## [Task objective]
Filter the records below down to lines containing "County".

## [Data for this task]
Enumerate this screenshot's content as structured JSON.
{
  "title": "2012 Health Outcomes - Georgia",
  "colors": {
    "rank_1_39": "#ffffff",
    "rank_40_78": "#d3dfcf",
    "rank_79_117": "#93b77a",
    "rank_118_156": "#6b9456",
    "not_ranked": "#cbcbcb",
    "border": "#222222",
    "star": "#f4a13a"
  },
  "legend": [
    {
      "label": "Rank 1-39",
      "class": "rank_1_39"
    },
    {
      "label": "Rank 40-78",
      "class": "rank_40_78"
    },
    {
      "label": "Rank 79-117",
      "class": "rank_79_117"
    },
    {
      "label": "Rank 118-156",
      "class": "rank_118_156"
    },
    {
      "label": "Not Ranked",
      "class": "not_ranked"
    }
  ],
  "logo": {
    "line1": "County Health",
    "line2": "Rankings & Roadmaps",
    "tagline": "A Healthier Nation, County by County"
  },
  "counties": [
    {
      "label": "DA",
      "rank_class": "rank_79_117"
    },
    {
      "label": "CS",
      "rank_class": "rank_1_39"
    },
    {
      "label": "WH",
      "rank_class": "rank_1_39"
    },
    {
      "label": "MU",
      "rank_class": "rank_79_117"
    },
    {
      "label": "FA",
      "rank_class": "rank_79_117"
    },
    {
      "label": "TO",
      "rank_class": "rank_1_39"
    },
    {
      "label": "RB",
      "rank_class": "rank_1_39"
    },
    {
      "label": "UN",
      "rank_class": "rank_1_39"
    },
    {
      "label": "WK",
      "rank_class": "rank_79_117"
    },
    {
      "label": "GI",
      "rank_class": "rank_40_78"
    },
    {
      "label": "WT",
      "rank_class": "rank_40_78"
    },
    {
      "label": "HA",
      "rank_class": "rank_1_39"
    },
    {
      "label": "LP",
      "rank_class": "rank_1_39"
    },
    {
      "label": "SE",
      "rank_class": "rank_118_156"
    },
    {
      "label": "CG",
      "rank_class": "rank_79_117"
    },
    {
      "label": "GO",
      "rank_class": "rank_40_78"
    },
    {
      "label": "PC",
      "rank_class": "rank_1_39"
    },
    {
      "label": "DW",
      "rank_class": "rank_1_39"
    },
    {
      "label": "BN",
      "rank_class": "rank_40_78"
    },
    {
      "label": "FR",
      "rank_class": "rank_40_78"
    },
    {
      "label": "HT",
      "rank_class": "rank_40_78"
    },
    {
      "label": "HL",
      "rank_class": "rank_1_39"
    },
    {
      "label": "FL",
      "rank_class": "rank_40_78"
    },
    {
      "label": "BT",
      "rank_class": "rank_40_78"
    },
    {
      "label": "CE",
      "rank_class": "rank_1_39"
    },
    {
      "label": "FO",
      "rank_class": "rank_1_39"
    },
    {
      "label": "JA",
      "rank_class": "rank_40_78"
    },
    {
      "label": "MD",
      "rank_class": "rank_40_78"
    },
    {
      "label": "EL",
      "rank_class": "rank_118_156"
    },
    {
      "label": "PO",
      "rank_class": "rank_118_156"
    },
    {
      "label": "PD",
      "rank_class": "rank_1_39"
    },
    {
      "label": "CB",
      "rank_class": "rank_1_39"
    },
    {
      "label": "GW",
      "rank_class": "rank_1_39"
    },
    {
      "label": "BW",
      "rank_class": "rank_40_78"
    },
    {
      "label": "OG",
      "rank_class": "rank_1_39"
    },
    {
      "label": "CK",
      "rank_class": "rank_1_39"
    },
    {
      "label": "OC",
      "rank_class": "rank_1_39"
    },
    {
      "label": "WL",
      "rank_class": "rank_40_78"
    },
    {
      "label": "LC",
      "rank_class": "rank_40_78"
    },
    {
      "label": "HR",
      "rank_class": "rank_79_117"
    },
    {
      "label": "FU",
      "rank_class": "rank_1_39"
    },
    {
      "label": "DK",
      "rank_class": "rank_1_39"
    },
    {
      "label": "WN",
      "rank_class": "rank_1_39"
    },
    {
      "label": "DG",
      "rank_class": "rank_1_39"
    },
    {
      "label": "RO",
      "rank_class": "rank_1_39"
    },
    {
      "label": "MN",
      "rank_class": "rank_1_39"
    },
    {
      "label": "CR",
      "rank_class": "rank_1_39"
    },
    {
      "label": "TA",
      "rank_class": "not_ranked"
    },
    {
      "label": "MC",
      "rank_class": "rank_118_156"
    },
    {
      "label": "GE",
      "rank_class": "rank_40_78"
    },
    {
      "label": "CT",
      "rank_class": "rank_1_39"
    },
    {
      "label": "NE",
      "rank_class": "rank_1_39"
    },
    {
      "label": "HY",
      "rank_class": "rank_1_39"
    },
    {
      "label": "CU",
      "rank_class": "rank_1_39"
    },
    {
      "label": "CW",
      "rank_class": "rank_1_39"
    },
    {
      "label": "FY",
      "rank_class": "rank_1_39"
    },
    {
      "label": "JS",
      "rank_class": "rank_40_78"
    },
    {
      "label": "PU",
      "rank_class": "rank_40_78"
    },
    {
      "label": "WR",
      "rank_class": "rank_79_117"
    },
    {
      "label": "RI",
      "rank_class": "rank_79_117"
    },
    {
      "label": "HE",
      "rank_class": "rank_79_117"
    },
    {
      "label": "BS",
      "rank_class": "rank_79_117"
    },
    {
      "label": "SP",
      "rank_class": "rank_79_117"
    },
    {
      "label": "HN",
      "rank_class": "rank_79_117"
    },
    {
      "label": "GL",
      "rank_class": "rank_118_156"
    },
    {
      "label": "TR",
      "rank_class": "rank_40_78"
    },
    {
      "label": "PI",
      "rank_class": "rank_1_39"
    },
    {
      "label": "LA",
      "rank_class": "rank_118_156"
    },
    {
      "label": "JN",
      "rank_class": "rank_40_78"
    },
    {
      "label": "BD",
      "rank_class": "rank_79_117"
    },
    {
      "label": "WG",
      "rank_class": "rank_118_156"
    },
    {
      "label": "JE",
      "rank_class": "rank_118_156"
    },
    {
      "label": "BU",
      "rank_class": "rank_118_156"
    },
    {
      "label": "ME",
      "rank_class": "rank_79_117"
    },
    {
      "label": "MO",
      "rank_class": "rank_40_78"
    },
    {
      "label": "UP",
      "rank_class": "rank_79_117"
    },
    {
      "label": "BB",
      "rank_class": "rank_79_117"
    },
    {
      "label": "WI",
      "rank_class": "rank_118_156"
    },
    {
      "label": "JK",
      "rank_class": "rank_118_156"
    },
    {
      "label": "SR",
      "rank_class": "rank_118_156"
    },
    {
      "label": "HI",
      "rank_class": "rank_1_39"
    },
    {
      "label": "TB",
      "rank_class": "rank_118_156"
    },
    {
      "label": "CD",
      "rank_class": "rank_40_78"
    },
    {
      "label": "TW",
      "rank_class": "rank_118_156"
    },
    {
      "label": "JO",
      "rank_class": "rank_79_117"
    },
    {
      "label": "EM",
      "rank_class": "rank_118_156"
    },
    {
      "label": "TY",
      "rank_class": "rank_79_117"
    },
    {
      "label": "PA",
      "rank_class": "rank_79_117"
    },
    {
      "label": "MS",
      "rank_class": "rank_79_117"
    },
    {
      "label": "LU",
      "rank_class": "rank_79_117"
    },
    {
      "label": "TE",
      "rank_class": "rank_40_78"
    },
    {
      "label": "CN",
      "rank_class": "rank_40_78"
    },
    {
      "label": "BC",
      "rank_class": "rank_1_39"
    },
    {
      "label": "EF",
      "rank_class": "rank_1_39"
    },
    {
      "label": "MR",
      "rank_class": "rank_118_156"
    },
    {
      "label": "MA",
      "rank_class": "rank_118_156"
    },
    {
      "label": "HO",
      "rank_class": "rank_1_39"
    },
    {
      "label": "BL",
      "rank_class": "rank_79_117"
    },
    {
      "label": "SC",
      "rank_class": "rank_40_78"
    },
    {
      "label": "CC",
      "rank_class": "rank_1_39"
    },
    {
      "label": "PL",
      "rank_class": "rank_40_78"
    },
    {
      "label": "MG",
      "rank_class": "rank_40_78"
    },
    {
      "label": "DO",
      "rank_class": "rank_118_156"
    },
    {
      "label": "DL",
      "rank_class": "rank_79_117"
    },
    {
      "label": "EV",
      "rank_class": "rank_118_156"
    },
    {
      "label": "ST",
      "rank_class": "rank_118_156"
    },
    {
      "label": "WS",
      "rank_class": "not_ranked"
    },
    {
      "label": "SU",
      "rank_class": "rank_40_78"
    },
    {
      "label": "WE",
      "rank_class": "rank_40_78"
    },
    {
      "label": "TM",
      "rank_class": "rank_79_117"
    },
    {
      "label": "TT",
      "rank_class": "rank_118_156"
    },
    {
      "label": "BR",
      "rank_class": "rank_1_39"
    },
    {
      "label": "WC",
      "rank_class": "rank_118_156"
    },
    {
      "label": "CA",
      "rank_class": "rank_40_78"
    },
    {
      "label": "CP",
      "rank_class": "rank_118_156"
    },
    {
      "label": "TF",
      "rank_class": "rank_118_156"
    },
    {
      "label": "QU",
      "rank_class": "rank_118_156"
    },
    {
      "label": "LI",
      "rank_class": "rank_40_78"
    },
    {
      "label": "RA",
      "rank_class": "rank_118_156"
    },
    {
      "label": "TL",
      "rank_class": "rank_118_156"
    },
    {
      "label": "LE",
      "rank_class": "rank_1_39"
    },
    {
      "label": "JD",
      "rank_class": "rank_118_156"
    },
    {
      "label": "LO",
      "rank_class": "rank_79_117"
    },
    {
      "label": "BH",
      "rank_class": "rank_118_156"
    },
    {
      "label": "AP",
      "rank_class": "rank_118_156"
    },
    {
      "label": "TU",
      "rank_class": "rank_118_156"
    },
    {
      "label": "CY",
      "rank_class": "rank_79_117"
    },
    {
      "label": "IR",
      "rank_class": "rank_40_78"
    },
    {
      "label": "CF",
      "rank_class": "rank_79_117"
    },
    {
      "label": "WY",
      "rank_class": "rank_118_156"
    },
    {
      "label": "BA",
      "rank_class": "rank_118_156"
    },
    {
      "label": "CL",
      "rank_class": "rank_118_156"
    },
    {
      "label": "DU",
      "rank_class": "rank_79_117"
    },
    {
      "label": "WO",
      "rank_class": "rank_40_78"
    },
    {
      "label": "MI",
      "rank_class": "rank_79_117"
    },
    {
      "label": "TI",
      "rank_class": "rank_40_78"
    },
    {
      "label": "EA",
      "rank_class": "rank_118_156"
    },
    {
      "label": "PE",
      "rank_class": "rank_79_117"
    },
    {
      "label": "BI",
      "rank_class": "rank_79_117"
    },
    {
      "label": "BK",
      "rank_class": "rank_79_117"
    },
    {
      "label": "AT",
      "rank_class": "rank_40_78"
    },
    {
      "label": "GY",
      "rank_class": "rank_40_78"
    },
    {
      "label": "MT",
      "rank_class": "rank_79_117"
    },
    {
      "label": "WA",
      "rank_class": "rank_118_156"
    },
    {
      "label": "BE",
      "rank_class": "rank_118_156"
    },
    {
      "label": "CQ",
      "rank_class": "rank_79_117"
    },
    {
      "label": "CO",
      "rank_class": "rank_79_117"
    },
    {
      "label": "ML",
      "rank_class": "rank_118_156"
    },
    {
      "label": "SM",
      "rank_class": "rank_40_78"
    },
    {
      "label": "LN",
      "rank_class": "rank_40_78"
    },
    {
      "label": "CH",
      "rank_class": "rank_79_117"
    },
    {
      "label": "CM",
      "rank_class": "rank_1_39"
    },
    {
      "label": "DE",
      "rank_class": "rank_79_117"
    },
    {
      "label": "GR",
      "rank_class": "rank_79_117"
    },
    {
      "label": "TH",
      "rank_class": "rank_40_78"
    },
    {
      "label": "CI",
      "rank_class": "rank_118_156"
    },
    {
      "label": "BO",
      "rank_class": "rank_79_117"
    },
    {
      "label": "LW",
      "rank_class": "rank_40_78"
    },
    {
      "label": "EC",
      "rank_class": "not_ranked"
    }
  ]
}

## [Final result]
    "line1": "County Health",
    "tagline": "A Healthier Nation, County by County"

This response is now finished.